● **WHAT TO PRODUCE**
Filter the data below for the string "University" and copy each matching line.

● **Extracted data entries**
==*==
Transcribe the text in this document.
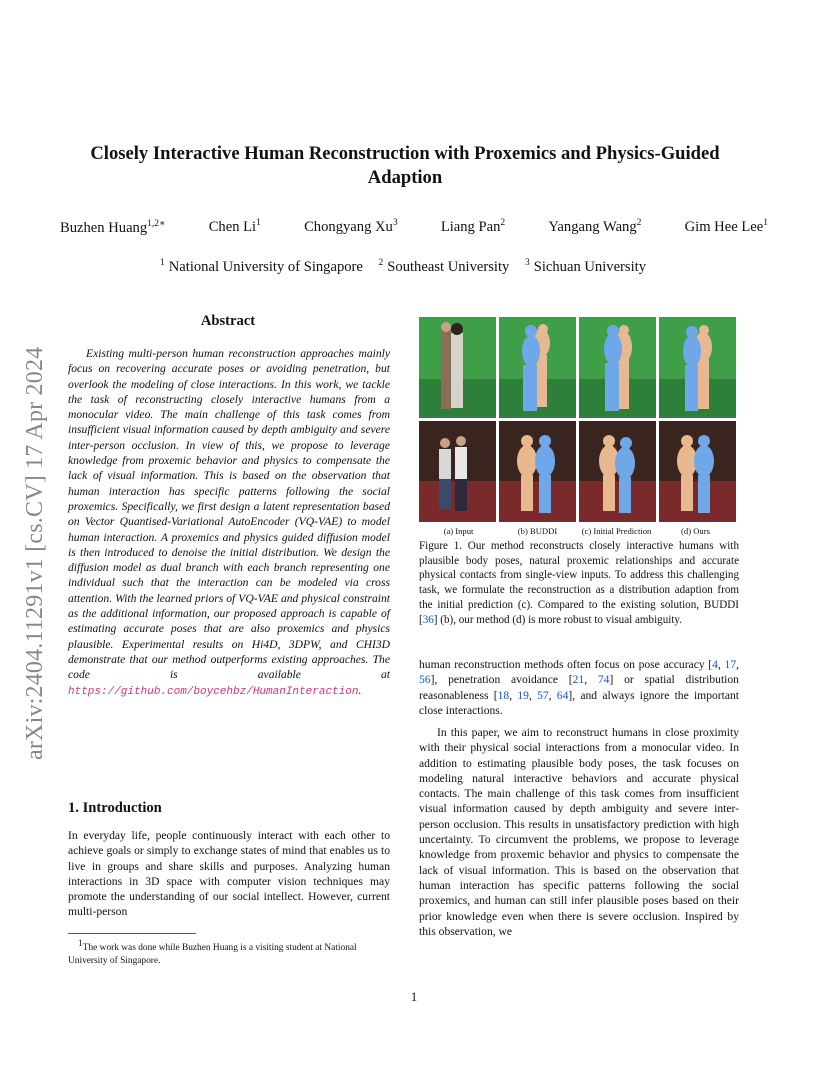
arXiv:2404.11291v1 [cs.CV] 17 Apr 2024
Closely Interactive Human Reconstruction with Proxemics and Physics-Guided Adaption
Buzhen Huang$^{1,2∗}$	Chen Li$^1$	Chongyang Xu$^3$	Liang Pan$^2$	Yangang Wang$^2$	Gim Hee Lee$^1$
$^1$ National University of Singapore $^2$ Southeast University $^3$ Sichuan University
Abstract
Existing multi-person human reconstruction approaches mainly focus on recovering accurate poses or avoiding penetration, but overlook the modeling of close interactions. In this work, we tackle the task of reconstructing closely interactive humans from a monocular video. The main challenge of this task comes from insufficient visual information caused by depth ambiguity and severe inter-person occlusion. In view of this, we propose to leverage knowledge from proxemic behavior and physics to compensate the lack of visual information. This is based on the observation that human interaction has specific patterns following the social proxemics. Specifically, we first design a latent representation based on Vector Quantised-Variational AutoEncoder (VQ-VAE) to model human interaction. A proxemics and physics guided diffusion model is then introduced to denoise the initial distribution. We design the diffusion model as dual branch with each branch representing one individual such that the interaction can be modeled via cross attention. With the learned priors of VQ-VAE and physical constraint as the additional information, our proposed approach is capable of estimating accurate poses that are also proxemics and physics plausible. Experimental results on Hi4D, 3DPW, and CHI3D demonstrate that our method outperforms existing approaches. The code is available at https://github.com/boycehbz/HumanInteraction.
1. Introduction
In everyday life, people continuously interact with each other to achieve goals or simply to exchange states of mind that enables us to live in groups and share skills and purposes. Analyzing human interactions in 3D space with computer vision techniques may promote the understanding of our social intellect. However, current multi-person
$^1$The work was done while Buzhen Huang is a visiting student at National University of Singapore.
(a) Input	(b) BUDDI	(c) Initial Prediction	(d) Ours
Figure 1. Our method reconstructs closely interactive humans with plausible body poses, natural proxemic relationships and accurate physical contacts from single-view inputs. To address this challenging task, we formulate the reconstruction as a distribution adaption from the initial prediction (c). Compared to the existing solution, BUDDI [36] (b), our method (d) is more robust to visual ambiguity.
human reconstruction methods often focus on pose accuracy [4, 17, 56], penetration avoidance [21, 74] or spatial distribution reasonableness [18, 19, 57, 64], and always ignore the important close interactions.
In this paper, we aim to reconstruct humans in close proximity with their physical social interactions from a monocular video. In addition to estimating plausible body poses, the task focuses on modeling natural interactive behaviors and accurate physical contacts. The main challenge of this task comes from insufficient visual information caused by depth ambiguity and severe inter-person occlusion. This results in unsatisfactory prediction with high uncertainty. To circumvent the problems, we propose to leverage knowledge from proxemic behavior and physics to compensate the lack of visual information. This is based on the observation that human interaction has specific patterns following the social proxemics, and human can still infer plausible poses based on their prior knowledge even when there is severe occlusion. Inspired by this observation, we
1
==*==
● **FINISHED EXERCISE**
$^1$ National University of Singapore $^2$ Southeast University $^3$ Sichuan University
$^1$The work was done while Buzhen Huang is a visiting student at National University of Singapore.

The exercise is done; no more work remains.